DIRECTIONS FOR THIS TASK — Transcribe every line exactly and omit anything that is a picture.

RAW RECORDS —
──────────
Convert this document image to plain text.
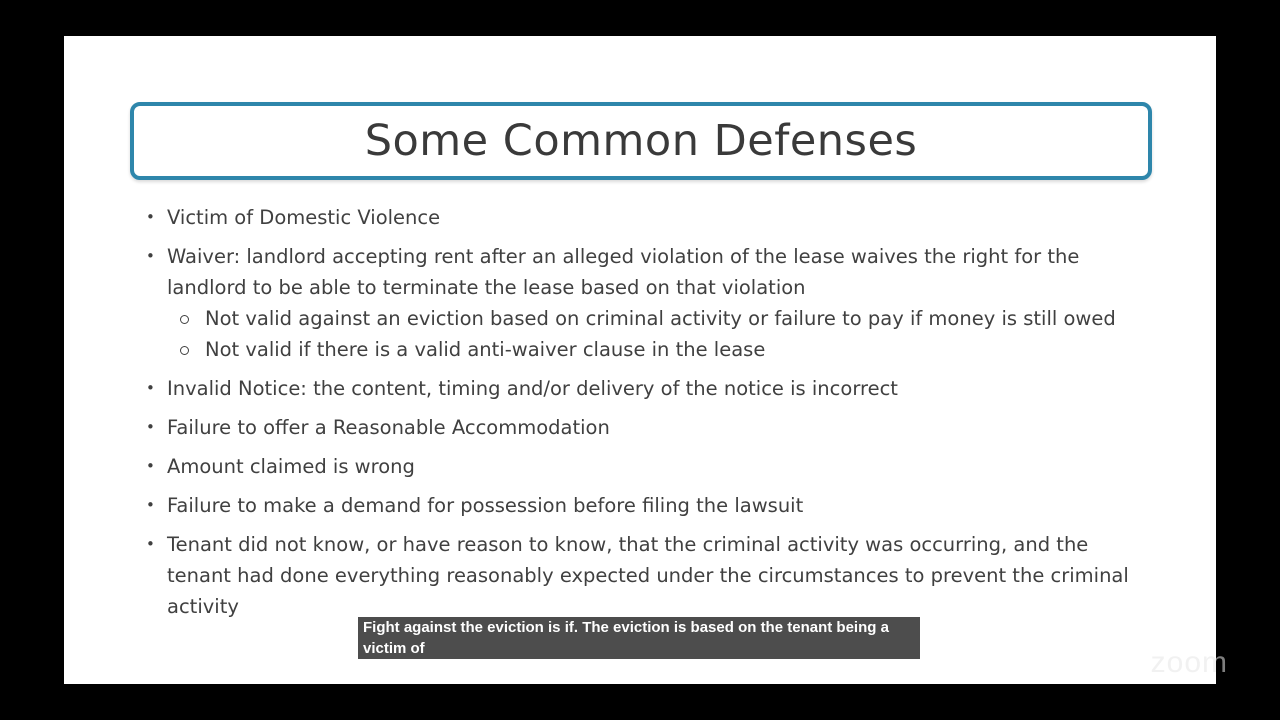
Some Common Defenses
• Victim of Domestic Violence
• Waiver: landlord accepting rent after an alleged violation of the lease waives the right for the landlord to be able to terminate the lease based on that violation
Not valid against an eviction based on criminal activity or failure to pay if money is still owed
Not valid if there is a valid anti-waiver clause in the lease
• Invalid Notice: the content, timing and/or delivery of the notice is incorrect
• Failure to offer a Reasonable Accommodation
• Amount claimed is wrong
• Failure to make a demand for possession before filing the lawsuit
• Tenant did not know, or have reason to know, that the criminal activity was occurring, and the tenant had done everything reasonably expected under the circumstances to prevent the criminal activity
Fight against the eviction is if. The eviction is based on the tenant being a victim of	zoom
──────────
TASK OUTPUT —
Convert this document image to plain text.
Some Common Defenses
• Victim of Domestic Violence
• Waiver: landlord accepting rent after an alleged violation of the lease waives the right for the landlord to be able to terminate the lease based on that violation
Not valid against an eviction based on criminal activity or failure to pay if money is still owed
Not valid if there is a valid anti-waiver clause in the lease
• Invalid Notice: the content, timing and/or delivery of the notice is incorrect
• Failure to offer a Reasonable Accommodation
• Amount claimed is wrong
• Failure to make a demand for possession before filing the lawsuit
• Tenant did not know, or have reason to know, that the criminal activity was occurring, and the tenant had done everything reasonably expected under the circumstances to prevent the criminal activity
Fight against the eviction is if. The eviction is based on the tenant being a victim of	zoom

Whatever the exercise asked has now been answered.